> EXERCISE PROMPT:
Rewrite the rows from the start of the rows through the line containing "y-tick-label: S$1,500 bbox=[73, 259, 143, 279]", changing "Powered by" to "Supplied by" and leaving everything else as is.

> LISTING:
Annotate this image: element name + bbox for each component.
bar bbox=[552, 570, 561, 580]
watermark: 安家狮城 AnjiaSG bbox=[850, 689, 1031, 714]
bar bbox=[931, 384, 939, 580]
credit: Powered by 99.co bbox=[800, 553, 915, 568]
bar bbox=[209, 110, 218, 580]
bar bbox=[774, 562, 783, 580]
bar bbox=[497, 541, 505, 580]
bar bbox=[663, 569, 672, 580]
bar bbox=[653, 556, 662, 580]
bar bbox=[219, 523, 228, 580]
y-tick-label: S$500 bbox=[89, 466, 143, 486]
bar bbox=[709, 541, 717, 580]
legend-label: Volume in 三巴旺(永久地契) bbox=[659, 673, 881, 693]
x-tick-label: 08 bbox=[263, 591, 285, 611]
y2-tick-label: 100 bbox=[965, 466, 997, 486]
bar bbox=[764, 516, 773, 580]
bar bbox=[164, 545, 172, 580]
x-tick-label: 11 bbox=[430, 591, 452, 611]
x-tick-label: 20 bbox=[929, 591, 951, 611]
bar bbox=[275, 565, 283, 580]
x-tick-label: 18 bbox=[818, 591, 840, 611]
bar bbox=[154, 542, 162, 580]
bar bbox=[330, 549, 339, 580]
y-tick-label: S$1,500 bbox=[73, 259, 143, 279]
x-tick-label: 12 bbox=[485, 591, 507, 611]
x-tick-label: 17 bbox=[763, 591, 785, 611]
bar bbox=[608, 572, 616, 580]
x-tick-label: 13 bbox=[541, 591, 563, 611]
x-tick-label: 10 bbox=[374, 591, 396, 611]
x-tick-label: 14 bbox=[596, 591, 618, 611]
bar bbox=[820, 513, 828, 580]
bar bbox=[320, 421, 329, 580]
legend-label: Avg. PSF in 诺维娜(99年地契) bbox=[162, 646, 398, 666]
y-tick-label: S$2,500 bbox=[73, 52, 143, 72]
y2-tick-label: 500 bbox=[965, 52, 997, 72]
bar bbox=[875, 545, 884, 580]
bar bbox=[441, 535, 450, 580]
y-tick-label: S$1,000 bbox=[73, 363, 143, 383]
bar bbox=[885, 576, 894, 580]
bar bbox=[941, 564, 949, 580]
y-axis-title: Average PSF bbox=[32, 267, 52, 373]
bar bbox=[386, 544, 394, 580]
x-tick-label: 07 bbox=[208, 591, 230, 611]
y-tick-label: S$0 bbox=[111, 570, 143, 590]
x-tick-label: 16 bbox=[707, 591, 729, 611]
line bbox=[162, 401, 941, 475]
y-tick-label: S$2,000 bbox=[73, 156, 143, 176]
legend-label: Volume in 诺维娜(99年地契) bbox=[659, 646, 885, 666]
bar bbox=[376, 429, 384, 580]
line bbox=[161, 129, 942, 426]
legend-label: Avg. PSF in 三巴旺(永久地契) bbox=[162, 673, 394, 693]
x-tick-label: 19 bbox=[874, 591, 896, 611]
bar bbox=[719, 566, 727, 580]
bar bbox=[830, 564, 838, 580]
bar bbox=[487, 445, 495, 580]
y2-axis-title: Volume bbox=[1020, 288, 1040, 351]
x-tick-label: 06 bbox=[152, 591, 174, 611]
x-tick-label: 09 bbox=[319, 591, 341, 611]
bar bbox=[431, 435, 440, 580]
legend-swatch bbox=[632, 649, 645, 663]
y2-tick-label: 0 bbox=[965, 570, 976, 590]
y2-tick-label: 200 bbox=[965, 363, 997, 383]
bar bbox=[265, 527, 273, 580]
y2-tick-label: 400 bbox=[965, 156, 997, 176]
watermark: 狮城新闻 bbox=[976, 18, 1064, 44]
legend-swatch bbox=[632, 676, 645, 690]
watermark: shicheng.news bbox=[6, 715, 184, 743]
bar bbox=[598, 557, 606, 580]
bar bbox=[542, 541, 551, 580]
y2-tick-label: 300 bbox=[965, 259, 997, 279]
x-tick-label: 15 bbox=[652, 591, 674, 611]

> THE COMPLETED TASK:
Annotate this image: element name + bbox for each component.
bar bbox=[552, 570, 561, 580]
watermark: 安家狮城 AnjiaSG bbox=[850, 689, 1031, 714]
bar bbox=[931, 384, 939, 580]
credit: Supplied by 99.co bbox=[800, 553, 915, 568]
bar bbox=[209, 110, 218, 580]
bar bbox=[774, 562, 783, 580]
bar bbox=[497, 541, 505, 580]
bar bbox=[663, 569, 672, 580]
bar bbox=[653, 556, 662, 580]
bar bbox=[219, 523, 228, 580]
y-tick-label: S$500 bbox=[89, 466, 143, 486]
bar bbox=[709, 541, 717, 580]
legend-label: Volume in 三巴旺(永久地契) bbox=[659, 673, 881, 693]
x-tick-label: 08 bbox=[263, 591, 285, 611]
y2-tick-label: 100 bbox=[965, 466, 997, 486]
bar bbox=[764, 516, 773, 580]
bar bbox=[164, 545, 172, 580]
x-tick-label: 11 bbox=[430, 591, 452, 611]
x-tick-label: 20 bbox=[929, 591, 951, 611]
bar bbox=[275, 565, 283, 580]
x-tick-label: 18 bbox=[818, 591, 840, 611]
bar bbox=[154, 542, 162, 580]
bar bbox=[330, 549, 339, 580]
y-tick-label: S$1,500 bbox=[73, 259, 143, 279]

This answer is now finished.